* **Quoted passage**
◆ ◆ ◆ ◆ ◆

However, this high security comes at a heavy cost. The ever-increasing computing power of the nodes requires ever more electrical energy, for e.g. before the end of 2018, Bitcoin mining operations will consume more energy in Iceland than the total domestic energy consumption of the country. Bitcoin isn’t backed by any tangible asset and such strain on the environment for a digital currency is attracting negative media coverage. Also, the involvement of all nodes in the transaction validation process impacts the scalability and transaction throughput.
Besides, it’s hard for the individual miners to continuously upgrade their hardware to solve ever more complex mathematical puzzle and foot the increasing electricity bill. Hence there is increasing centralization of mining with large organized mining rigs dominating the scene. Such indirect centralization is against blockchain’s core principle of decentralization.
In case of PoS algorithm, a set of nodes decide to stake their own cryptocurrencies for the transaction validation. They are called ‘stakers’. The larger the amount of stake and the longer the duration of the stake, the better are the chances of the staker to get transaction validation responsibility.

◆ ◆ ◆ ◆ ◆

* **Extracted information**

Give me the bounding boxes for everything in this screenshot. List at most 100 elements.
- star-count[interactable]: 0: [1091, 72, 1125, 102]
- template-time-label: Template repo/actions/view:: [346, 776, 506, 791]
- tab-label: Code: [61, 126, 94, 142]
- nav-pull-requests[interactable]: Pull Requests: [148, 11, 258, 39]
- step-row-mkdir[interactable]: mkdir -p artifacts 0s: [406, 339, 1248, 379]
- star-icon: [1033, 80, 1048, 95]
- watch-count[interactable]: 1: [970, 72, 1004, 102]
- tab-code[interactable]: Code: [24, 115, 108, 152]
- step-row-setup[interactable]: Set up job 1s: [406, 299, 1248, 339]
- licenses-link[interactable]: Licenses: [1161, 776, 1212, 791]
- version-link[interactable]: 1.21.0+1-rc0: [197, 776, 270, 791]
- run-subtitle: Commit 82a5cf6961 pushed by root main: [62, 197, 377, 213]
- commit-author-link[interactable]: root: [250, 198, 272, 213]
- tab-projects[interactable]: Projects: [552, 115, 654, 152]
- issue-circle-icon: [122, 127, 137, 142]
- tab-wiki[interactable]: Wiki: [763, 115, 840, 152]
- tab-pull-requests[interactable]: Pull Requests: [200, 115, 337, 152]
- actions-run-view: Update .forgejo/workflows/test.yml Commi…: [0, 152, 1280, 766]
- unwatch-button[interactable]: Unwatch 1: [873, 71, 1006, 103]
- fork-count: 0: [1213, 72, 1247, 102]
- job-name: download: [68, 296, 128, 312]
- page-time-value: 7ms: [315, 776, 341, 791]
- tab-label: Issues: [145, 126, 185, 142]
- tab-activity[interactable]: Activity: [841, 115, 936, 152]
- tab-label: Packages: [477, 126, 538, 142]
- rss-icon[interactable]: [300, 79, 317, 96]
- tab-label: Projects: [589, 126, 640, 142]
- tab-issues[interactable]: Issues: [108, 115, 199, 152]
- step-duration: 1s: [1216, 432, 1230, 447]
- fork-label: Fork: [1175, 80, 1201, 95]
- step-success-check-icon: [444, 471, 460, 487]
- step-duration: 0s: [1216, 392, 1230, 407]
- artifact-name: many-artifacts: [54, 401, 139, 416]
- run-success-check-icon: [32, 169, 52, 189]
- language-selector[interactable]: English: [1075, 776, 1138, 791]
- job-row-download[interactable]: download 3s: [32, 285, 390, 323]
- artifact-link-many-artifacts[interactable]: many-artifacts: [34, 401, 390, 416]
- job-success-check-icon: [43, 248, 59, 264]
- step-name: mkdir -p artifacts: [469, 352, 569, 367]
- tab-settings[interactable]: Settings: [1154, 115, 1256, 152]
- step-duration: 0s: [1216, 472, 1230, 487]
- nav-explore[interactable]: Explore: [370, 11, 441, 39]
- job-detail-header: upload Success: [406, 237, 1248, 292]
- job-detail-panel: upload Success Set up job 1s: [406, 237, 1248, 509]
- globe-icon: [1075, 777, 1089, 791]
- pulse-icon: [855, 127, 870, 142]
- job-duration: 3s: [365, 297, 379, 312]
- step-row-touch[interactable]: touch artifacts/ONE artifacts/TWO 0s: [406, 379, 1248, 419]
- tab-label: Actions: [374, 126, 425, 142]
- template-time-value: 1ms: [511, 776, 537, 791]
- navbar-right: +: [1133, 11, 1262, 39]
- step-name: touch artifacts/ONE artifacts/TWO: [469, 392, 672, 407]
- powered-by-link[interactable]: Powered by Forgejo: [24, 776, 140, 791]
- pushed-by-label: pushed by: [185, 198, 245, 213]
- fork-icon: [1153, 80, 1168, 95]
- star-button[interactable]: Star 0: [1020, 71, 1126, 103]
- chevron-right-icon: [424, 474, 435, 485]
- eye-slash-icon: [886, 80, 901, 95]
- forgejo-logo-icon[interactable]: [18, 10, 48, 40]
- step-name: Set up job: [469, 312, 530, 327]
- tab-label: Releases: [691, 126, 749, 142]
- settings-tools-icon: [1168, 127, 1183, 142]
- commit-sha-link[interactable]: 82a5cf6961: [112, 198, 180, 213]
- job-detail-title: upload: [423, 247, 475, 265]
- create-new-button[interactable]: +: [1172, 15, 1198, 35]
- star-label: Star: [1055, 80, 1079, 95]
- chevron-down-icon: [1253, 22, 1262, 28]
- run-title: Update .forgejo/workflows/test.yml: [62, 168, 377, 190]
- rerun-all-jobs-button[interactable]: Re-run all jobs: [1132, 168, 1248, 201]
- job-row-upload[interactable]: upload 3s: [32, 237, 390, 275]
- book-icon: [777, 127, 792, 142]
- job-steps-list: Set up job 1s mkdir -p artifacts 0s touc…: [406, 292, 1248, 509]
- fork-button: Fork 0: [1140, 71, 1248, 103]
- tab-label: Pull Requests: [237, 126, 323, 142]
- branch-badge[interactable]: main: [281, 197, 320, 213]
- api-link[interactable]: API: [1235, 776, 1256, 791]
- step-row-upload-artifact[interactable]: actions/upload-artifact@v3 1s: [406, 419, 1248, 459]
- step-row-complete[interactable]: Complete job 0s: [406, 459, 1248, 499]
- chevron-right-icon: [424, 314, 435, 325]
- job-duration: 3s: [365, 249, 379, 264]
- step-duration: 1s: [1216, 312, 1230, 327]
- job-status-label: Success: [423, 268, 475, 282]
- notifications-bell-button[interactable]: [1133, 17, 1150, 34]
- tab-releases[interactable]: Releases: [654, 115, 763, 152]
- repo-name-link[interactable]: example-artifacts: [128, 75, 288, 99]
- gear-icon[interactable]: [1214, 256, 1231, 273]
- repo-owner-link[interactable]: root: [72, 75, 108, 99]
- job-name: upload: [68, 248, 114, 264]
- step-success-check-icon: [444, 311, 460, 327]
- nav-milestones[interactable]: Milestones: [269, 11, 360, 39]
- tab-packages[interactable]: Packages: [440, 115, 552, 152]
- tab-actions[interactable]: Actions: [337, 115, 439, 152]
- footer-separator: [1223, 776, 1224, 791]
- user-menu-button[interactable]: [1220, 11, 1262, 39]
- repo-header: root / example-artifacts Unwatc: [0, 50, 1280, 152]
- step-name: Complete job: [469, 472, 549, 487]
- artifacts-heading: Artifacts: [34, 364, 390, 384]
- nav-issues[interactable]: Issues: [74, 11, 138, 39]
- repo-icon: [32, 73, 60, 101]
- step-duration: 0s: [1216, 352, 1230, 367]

◆ ◆ ◆ ◆ ◆

* **What you need to do**
In the blockchain passage, what are the nodes called that stake their own cryptocurrencies for transaction validation? The listing is separate material from the blockchain passage.

* **Solved problem**
Stakers.